PS: Nenhuma conquista teria sido possível sem os membros do Conselho, funcionários e membros! Quando comecei minha presidência, tinha três objetivos principais. O primeiro foi tornar o ICPA financeiramente mais forte e fizemos grandes avanços nessa direção. O segundo foi estabelecer filiais regionais porque é importante focar em questões regionais levando em conta problemas específicos, cultura, legislação, etc. Agora temos três filiais regionais (América do Norte, América Latina e África) e estamos tentando estabelecer uma na Ásia.
O terceiro objetivo é contínuo e tem a ver com tornar o ICPA mais visível – queremos mostrar ao mundo que somos líderes no avanço dos sistemas penitenciários profissionais a nível internacional; incentivamos o apoio e as contribuições de especialistas em todo o mundo, queremos crescer e nutrir nossa comunidade e expandir nosso alcance.

## Dados armazenados
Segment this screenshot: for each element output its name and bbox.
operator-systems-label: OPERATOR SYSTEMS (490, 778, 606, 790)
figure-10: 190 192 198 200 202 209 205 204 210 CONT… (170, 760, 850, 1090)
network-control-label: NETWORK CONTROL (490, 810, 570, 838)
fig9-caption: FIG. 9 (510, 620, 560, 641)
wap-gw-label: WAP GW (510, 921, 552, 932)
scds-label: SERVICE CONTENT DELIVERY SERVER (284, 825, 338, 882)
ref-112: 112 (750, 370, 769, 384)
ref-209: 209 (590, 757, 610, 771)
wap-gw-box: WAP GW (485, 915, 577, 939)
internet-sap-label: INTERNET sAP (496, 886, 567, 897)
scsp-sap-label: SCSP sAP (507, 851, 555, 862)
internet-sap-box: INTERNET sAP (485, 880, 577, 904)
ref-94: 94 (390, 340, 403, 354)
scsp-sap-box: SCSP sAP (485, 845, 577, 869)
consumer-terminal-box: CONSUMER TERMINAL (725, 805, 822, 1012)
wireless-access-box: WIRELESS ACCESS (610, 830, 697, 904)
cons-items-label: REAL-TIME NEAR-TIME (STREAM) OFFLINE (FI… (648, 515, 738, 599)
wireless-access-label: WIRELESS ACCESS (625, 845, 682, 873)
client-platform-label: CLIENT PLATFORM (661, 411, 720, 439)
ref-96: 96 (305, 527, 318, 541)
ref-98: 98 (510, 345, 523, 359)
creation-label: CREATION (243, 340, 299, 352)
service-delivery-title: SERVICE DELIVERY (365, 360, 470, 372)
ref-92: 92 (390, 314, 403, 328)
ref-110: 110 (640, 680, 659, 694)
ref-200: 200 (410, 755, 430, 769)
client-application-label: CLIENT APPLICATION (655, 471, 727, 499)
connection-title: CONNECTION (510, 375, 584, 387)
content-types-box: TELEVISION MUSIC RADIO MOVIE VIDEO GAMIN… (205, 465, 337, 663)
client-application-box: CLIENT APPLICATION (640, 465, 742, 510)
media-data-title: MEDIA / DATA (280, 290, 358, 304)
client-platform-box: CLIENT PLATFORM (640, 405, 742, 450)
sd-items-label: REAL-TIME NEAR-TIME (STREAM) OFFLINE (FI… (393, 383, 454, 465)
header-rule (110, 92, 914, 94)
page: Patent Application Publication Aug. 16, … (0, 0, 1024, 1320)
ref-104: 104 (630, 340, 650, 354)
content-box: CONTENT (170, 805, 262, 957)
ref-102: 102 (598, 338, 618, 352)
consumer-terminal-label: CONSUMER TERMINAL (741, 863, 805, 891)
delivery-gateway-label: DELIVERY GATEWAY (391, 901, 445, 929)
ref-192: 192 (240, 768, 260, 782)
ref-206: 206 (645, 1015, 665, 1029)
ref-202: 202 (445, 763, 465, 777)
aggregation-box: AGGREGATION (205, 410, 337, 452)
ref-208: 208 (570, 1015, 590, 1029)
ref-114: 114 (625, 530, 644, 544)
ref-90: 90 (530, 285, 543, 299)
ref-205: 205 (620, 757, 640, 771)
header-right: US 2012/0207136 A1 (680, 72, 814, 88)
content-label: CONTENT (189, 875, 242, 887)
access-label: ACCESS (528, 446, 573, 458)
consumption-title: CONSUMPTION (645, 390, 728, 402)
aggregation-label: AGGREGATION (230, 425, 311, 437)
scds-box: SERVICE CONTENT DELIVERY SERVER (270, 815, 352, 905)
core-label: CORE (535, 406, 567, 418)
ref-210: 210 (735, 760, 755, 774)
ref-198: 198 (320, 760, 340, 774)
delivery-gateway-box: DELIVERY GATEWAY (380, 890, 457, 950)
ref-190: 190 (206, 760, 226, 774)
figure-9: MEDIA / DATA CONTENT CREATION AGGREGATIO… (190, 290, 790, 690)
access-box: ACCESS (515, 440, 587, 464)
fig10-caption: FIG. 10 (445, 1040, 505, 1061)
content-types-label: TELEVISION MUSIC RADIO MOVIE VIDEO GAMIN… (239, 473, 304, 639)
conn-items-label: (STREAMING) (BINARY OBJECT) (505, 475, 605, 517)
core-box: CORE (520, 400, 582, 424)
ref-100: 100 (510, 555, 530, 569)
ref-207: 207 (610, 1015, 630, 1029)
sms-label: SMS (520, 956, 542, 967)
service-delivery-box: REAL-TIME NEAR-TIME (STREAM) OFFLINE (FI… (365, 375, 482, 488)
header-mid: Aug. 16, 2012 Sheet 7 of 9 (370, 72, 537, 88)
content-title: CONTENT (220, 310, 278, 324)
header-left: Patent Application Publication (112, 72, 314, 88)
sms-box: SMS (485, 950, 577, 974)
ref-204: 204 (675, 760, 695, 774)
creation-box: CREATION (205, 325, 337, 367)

## Tarefa
Reescreva o trecho sobre os objetivos da presidência do ICPA de "PS: Nenhuma conquista" a "expandir nosso alcance.", trocando "filiais regionais" por "sedes regionais".

## Solução
PS: Nenhuma conquista teria sido possível sem os membros do Conselho, funcionários e membros! Quando comecei minha presidência, tinha três objetivos principais. O primeiro foi tornar o ICPA financeiramente mais forte e fizemos grandes avanços nessa direção. O segundo foi estabelecer sedes regionais porque é importante focar em questões regionais levando em conta problemas específicos, cultura, legislação, etc. Agora temos três sedes regionais (América do Norte, América Latina e África) e estamos tentando estabelecer uma na Ásia.
O terceiro objetivo é contínuo e tem a ver com tornar o ICPA mais visível – queremos mostrar ao mundo que somos líderes no avanço dos sistemas penitenciários profissionais a nível internacional; incentivamos o apoio e as contribuições de especialistas em todo o mundo, queremos crescer e nutrir nossa comunidade e expandir nosso alcance.